• Excerpted data

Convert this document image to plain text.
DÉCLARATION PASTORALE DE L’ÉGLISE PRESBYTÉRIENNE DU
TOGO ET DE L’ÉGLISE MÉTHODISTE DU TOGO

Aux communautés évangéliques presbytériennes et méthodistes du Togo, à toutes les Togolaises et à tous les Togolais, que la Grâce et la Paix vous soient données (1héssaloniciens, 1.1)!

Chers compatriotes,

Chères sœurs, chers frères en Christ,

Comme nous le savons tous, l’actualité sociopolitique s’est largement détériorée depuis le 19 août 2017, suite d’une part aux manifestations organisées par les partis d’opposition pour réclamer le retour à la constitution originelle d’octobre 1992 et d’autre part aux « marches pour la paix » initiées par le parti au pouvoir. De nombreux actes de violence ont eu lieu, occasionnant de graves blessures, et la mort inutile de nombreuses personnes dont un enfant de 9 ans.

• Exercise aim
Make an exact copy of the listing, including every line.

• Exercise response
Convert this document image to plain text.
DÉCLARATION PASTORALE DE L’ÉGLISE PRESBYTÉRIENNE DU
TOGO ET DE L’ÉGLISE MÉTHODISTE DU TOGO

Aux communautés évangéliques presbytériennes et méthodistes du Togo, à toutes les Togolaises et à tous les Togolais, que la Grâce et la Paix vous soient données (1héssaloniciens, 1.1)!

Chers compatriotes,

Chères sœurs, chers frères en Christ,

Comme nous le savons tous, l’actualité sociopolitique s’est largement détériorée depuis le 19 août 2017, suite d’une part aux manifestations organisées par les partis d’opposition pour réclamer le retour à la constitution originelle d’octobre 1992 et d’autre part aux « marches pour la paix » initiées par le parti au pouvoir. De nombreux actes de violence ont eu lieu, occasionnant de graves blessures, et la mort inutile de nombreuses personnes dont un enfant de 9 ans.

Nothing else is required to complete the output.